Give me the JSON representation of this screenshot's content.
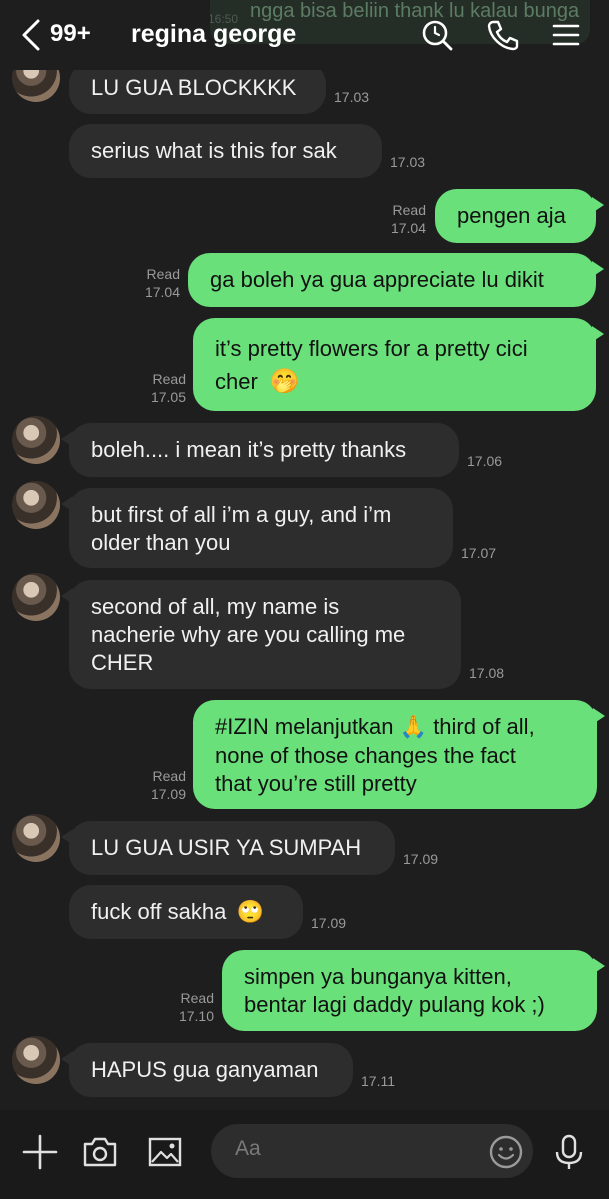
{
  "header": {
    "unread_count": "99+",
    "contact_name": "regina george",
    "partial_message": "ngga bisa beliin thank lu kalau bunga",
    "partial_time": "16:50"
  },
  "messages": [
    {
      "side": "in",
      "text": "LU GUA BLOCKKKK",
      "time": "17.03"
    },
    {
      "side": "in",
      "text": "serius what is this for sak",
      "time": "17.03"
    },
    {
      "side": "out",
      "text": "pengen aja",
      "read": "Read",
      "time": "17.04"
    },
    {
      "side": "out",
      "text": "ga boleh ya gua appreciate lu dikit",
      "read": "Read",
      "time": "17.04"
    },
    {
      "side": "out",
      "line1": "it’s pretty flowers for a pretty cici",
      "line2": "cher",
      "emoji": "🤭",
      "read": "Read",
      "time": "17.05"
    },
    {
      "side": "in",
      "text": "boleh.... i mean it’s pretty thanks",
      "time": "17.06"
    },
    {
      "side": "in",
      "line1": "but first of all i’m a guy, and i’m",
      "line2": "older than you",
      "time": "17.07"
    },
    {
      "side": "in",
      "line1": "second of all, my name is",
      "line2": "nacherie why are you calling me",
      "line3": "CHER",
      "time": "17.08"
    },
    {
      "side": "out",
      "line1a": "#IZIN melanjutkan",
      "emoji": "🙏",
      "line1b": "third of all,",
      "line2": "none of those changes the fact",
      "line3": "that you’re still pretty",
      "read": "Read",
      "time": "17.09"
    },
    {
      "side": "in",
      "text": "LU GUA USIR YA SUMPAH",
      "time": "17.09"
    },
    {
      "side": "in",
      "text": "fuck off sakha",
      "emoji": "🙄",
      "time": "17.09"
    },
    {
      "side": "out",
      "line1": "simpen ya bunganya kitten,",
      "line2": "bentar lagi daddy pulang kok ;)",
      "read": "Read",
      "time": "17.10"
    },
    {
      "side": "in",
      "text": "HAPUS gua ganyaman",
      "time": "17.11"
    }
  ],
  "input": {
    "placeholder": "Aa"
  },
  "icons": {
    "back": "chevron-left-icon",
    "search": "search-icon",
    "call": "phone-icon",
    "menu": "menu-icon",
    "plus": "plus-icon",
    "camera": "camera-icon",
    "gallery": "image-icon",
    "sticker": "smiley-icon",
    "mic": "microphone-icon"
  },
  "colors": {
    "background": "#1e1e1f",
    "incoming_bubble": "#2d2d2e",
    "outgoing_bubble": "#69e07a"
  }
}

========================================================================

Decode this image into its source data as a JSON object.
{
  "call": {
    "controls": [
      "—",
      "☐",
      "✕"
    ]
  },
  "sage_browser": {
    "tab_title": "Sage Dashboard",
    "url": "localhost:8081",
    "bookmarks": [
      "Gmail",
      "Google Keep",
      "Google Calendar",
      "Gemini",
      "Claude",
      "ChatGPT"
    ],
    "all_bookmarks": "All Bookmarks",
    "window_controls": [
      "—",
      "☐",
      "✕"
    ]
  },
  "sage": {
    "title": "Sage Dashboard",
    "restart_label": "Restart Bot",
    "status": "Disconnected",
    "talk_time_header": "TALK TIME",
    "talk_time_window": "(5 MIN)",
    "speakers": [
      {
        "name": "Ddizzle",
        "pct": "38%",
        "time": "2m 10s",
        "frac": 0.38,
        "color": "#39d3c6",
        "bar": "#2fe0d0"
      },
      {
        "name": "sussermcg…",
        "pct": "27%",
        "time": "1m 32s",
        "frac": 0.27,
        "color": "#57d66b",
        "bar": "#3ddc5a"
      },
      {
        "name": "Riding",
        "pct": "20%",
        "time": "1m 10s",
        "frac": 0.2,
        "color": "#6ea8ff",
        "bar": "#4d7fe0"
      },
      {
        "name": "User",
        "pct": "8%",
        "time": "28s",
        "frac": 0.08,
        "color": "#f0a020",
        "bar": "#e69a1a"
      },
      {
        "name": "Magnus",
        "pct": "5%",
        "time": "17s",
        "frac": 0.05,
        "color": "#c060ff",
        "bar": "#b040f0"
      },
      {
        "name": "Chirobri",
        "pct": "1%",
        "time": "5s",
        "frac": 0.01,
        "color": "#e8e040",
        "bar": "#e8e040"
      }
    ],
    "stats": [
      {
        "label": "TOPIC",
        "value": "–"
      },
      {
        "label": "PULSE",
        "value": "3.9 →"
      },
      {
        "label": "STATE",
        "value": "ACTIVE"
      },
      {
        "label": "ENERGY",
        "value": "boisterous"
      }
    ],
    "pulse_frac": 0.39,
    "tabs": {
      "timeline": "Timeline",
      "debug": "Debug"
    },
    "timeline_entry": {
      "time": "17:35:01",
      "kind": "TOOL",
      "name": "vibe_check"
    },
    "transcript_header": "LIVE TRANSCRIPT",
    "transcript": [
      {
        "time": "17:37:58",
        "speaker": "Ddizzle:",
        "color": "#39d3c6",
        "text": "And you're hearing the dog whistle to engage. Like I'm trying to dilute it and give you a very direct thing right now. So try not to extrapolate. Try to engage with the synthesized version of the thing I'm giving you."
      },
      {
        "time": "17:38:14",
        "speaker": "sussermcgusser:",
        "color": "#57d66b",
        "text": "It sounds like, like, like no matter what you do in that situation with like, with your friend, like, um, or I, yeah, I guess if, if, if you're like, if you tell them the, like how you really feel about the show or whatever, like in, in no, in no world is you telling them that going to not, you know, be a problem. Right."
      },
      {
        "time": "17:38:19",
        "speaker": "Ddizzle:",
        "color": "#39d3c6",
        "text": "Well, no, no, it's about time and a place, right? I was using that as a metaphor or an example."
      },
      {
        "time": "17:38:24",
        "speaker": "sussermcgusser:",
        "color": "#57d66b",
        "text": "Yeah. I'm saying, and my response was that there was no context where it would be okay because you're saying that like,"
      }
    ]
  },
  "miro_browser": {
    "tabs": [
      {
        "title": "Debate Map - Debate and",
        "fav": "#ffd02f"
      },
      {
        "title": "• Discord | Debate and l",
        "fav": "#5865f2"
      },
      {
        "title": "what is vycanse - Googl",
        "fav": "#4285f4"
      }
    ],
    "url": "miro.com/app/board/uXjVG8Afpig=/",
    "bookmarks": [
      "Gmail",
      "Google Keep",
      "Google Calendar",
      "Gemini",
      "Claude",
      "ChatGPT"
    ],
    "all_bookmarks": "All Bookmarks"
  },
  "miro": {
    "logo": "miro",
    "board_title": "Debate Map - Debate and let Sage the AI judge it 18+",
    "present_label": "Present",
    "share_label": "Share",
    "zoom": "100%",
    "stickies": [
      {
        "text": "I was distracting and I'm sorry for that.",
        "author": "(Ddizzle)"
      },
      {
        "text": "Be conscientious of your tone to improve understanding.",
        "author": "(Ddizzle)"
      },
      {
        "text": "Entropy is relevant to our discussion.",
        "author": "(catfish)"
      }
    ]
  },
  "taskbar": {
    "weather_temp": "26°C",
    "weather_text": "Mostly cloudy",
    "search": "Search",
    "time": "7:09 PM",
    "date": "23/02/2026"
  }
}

========================================================================

■ Given request ■
Extract every line that has the string "with" in it.

■ Full response ■
        "text": "And you're hearing the dog whistle to engage. Like I'm trying to dilute it and give you a very direct thing right now. So try not to extrapolate. Try to engage with the synthesized version of the thing I'm giving you."
        "text": "It sounds like, like, like no matter what you do in that situation with like, with your friend, like, um, or I, yeah, I guess if, if, if you're like, if you tell them the, like how you really feel about the show or whatever, like in, in no, in no world is you telling them that going to not, you know, be a problem. Right."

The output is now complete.